Excerpt from a dataset

┄┄┄┄┄┄

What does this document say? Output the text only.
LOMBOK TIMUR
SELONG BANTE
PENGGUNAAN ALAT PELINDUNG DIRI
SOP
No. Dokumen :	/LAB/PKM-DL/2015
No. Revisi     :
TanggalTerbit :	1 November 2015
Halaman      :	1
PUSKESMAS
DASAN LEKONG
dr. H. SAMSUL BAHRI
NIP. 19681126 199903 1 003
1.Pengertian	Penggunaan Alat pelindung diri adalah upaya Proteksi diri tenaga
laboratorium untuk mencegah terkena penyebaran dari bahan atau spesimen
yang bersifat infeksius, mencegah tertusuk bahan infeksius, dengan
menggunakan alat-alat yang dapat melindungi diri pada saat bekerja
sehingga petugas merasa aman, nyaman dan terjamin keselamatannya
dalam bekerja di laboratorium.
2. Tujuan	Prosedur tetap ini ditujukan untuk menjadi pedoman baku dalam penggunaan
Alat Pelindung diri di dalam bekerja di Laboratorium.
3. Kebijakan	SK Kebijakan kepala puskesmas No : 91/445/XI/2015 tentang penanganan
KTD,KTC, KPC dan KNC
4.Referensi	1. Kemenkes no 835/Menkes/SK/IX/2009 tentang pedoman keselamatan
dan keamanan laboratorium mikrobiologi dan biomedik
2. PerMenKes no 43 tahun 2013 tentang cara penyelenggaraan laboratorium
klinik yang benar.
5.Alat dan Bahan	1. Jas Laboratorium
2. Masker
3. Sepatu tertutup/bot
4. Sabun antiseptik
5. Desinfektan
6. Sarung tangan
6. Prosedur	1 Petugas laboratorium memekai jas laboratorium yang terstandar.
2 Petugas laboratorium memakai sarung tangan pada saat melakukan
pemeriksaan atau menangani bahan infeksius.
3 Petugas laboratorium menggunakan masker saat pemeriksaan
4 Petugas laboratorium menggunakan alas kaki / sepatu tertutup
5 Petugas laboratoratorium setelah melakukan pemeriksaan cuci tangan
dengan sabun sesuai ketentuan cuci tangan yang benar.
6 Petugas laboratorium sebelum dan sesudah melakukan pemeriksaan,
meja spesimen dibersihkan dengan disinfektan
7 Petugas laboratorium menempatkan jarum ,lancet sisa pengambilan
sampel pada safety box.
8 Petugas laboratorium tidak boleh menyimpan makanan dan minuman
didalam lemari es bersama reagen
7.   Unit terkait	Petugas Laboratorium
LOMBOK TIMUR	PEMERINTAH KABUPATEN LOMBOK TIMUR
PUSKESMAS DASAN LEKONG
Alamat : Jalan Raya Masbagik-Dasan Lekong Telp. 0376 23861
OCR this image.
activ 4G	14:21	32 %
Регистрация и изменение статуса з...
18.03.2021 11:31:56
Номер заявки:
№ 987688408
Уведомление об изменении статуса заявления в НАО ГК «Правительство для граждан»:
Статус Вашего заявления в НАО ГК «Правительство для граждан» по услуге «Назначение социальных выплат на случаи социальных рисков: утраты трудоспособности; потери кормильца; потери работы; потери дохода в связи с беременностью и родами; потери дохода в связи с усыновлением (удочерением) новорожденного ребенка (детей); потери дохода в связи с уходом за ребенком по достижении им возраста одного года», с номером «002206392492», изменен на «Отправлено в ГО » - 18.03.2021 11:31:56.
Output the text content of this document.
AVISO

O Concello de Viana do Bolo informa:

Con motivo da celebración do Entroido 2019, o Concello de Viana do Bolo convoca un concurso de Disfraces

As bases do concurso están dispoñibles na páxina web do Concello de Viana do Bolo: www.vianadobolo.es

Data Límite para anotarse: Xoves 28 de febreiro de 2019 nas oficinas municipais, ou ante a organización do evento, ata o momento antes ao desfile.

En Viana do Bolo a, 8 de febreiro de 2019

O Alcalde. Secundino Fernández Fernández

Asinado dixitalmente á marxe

┄┄┄┄┄┄

**Set exercise:** Transcribe exactly, and only, the lines from the one bearing "Output the text content of this document." through the last line of the entries, counting both.

**Expected answer:**
Output the text content of this document.
AVISO

O Concello de Viana do Bolo informa:

Con motivo da celebración do Entroido 2019, o Concello de Viana do Bolo convoca un concurso de Disfraces

As bases do concurso están dispoñibles na páxina web do Concello de Viana do Bolo: www.vianadobolo.es

Data Límite para anotarse: Xoves 28 de febreiro de 2019 nas oficinas municipais, ou ante a organización do evento, ata o momento antes ao desfile.

En Viana do Bolo a, 8 de febreiro de 2019

O Alcalde. Secundino Fernández Fernández

Asinado dixitalmente á marxe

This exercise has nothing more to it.